:: Extracted records ::
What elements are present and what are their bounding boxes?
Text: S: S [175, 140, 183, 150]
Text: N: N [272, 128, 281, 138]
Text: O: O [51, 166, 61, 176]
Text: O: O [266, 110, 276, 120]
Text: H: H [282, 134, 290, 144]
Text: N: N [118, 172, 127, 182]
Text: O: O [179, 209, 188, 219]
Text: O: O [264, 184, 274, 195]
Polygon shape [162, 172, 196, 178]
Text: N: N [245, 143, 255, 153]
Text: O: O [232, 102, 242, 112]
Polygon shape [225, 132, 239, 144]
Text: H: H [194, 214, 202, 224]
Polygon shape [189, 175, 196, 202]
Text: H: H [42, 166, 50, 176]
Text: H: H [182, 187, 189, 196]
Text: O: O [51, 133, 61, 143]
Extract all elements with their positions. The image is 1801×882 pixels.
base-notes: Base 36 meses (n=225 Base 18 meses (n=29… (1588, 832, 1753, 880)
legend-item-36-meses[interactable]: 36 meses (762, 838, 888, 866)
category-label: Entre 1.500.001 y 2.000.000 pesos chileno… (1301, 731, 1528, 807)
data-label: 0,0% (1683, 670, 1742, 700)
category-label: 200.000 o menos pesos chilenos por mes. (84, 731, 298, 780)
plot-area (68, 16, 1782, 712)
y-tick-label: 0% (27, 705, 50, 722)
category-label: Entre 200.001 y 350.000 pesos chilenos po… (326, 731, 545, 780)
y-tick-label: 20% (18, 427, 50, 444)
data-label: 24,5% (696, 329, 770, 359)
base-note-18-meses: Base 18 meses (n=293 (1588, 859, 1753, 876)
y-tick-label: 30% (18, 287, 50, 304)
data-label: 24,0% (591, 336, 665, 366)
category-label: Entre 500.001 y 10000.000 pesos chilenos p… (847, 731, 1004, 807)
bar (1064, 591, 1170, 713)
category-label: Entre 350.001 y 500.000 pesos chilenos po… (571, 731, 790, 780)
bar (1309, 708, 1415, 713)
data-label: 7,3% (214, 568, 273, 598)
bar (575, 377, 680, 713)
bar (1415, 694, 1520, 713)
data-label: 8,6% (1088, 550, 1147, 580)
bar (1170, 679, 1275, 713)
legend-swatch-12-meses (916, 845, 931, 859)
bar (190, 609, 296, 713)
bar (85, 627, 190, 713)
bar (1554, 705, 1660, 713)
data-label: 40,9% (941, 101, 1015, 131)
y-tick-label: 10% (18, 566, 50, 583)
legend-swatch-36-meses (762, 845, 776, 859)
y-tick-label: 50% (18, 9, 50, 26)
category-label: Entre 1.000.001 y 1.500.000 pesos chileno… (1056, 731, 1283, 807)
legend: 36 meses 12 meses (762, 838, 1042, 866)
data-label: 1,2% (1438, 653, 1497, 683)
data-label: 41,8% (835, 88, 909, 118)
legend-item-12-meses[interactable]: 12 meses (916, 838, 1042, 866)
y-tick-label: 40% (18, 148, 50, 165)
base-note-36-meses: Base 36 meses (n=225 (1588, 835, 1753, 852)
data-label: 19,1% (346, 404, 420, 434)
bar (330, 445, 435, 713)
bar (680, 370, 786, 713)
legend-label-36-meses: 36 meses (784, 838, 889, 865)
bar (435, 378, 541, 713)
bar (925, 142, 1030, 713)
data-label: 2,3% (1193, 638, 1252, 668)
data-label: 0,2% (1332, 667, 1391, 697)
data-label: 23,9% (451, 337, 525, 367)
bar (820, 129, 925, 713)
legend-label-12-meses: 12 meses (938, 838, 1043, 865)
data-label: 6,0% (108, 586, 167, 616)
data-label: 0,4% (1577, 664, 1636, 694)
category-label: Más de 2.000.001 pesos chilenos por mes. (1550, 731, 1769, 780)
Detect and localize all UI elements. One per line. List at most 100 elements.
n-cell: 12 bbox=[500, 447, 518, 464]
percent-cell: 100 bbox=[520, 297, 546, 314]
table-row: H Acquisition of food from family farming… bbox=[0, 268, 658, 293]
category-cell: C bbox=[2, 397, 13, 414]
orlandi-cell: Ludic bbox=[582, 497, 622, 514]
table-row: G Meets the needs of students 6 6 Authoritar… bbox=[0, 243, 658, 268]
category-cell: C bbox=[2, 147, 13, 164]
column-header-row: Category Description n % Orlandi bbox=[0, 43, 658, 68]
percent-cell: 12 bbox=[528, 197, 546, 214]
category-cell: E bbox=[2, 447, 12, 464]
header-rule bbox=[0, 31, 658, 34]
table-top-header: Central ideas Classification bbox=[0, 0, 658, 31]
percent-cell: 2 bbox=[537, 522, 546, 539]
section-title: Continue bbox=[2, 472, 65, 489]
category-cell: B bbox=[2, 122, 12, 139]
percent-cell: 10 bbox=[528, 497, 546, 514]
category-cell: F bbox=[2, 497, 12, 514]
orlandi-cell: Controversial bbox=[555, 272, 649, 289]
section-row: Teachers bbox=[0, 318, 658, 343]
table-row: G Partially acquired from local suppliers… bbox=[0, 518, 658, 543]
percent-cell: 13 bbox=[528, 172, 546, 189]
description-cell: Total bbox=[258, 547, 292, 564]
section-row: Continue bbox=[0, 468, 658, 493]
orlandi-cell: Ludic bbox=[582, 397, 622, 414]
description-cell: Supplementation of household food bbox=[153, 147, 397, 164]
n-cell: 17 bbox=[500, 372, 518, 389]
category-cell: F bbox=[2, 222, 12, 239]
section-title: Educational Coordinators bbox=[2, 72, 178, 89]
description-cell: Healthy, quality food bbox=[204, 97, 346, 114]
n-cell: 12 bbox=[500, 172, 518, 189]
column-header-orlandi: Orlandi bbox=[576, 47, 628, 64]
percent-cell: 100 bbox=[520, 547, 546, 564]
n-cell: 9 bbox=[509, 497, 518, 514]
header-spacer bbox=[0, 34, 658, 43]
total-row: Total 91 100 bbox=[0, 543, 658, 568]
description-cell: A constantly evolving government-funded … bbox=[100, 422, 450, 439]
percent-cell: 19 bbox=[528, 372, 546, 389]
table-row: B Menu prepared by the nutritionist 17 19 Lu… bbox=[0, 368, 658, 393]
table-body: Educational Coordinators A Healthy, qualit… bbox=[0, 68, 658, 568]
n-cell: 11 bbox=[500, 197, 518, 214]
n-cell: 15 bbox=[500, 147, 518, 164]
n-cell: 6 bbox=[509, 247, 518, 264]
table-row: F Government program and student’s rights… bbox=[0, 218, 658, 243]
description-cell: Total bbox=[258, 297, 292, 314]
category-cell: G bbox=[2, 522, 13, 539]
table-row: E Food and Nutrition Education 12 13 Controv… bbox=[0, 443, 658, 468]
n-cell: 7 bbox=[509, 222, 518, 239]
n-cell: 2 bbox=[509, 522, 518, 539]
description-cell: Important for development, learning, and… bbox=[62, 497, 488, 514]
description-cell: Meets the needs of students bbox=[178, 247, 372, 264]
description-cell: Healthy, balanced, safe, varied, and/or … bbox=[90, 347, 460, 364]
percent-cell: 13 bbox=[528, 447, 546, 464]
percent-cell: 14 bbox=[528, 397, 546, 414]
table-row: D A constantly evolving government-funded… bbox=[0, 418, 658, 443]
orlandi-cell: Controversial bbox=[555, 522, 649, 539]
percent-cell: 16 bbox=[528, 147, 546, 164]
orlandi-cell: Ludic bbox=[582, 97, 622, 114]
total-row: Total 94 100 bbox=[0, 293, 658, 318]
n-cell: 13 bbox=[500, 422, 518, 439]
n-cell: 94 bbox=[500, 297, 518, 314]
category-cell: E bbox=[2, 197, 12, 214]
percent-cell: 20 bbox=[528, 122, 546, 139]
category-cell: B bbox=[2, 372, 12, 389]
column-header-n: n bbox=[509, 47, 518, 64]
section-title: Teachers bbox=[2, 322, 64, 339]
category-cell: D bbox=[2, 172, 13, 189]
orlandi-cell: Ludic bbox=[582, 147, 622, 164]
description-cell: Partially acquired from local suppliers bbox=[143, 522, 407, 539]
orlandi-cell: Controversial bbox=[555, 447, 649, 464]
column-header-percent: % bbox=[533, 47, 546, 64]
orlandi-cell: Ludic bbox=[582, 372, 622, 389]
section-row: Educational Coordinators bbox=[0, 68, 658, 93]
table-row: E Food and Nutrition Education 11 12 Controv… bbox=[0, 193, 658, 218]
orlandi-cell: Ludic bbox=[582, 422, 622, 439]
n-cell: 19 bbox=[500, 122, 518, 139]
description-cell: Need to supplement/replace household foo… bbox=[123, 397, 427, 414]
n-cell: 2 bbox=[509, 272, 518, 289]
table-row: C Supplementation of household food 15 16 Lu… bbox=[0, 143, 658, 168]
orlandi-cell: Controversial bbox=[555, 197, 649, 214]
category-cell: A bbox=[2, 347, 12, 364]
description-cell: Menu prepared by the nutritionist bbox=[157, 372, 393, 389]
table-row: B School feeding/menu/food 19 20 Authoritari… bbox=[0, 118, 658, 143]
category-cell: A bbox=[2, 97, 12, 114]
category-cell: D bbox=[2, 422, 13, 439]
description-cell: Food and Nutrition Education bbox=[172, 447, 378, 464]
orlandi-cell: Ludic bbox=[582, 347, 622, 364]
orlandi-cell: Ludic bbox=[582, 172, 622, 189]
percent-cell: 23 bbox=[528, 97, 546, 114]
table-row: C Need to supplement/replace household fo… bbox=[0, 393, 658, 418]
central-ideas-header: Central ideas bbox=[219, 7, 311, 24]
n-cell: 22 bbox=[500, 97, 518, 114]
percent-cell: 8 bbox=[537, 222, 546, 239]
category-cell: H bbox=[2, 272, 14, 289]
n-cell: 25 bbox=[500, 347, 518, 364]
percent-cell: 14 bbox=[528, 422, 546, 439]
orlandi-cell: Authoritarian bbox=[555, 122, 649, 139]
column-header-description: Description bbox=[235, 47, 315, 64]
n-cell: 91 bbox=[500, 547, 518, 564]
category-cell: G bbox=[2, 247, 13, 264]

:: Exercise directions ::
Switch every "data-label" to "value-label" in the listing, starting with its first line and going on through the line that contains "y-tick-label: 40% (18, 148, 50, 165)". Give those lines again with nothing else changed.

:: Answer to the exercise ::
What elements are present and what are their bounding boxes?
Text: S: S [175, 140, 183, 150]
Text: N: N [272, 128, 281, 138]
Text: O: O [51, 166, 61, 176]
Text: O: O [266, 110, 276, 120]
Text: H: H [282, 134, 290, 144]
Text: N: N [118, 172, 127, 182]
Text: O: O [179, 209, 188, 219]
Text: O: O [264, 184, 274, 195]
Polygon shape [162, 172, 196, 178]
Text: N: N [245, 143, 255, 153]
Text: O: O [232, 102, 242, 112]
Polygon shape [225, 132, 239, 144]
Text: H: H [194, 214, 202, 224]
Polygon shape [189, 175, 196, 202]
Text: H: H [42, 166, 50, 176]
Text: H: H [182, 187, 189, 196]
Text: O: O [51, 133, 61, 143]
Extract all elements with their positions. The image is 1801×882 pixels.
base-notes: Base 36 meses (n=225 Base 18 meses (n=29… (1588, 832, 1753, 880)
legend-item-36-meses[interactable]: 36 meses (762, 838, 888, 866)
category-label: Entre 1.500.001 y 2.000.000 pesos chileno… (1301, 731, 1528, 807)
value-label: 0,0% (1683, 670, 1742, 700)
category-label: 200.000 o menos pesos chilenos por mes. (84, 731, 298, 780)
plot-area (68, 16, 1782, 712)
y-tick-label: 0% (27, 705, 50, 722)
category-label: Entre 200.001 y 350.000 pesos chilenos po… (326, 731, 545, 780)
y-tick-label: 20% (18, 427, 50, 444)
value-label: 24,5% (696, 329, 770, 359)
base-note-18-meses: Base 18 meses (n=293 (1588, 859, 1753, 876)
y-tick-label: 30% (18, 287, 50, 304)
value-label: 24,0% (591, 336, 665, 366)
category-label: Entre 500.001 y 10000.000 pesos chilenos p… (847, 731, 1004, 807)
bar (1064, 591, 1170, 713)
category-label: Entre 350.001 y 500.000 pesos chilenos po… (571, 731, 790, 780)
bar (1309, 708, 1415, 713)
value-label: 7,3% (214, 568, 273, 598)
bar (575, 377, 680, 713)
bar (1415, 694, 1520, 713)
value-label: 8,6% (1088, 550, 1147, 580)
bar (1170, 679, 1275, 713)
legend-swatch-12-meses (916, 845, 931, 859)
bar (190, 609, 296, 713)
bar (85, 627, 190, 713)
bar (1554, 705, 1660, 713)
value-label: 40,9% (941, 101, 1015, 131)
y-tick-label: 10% (18, 566, 50, 583)
legend-swatch-36-meses (762, 845, 776, 859)
y-tick-label: 50% (18, 9, 50, 26)
category-label: Entre 1.000.001 y 1.500.000 pesos chileno… (1056, 731, 1283, 807)
legend: 36 meses 12 meses (762, 838, 1042, 866)
value-label: 1,2% (1438, 653, 1497, 683)
value-label: 41,8% (835, 88, 909, 118)
legend-item-12-meses[interactable]: 12 meses (916, 838, 1042, 866)
y-tick-label: 40% (18, 148, 50, 165)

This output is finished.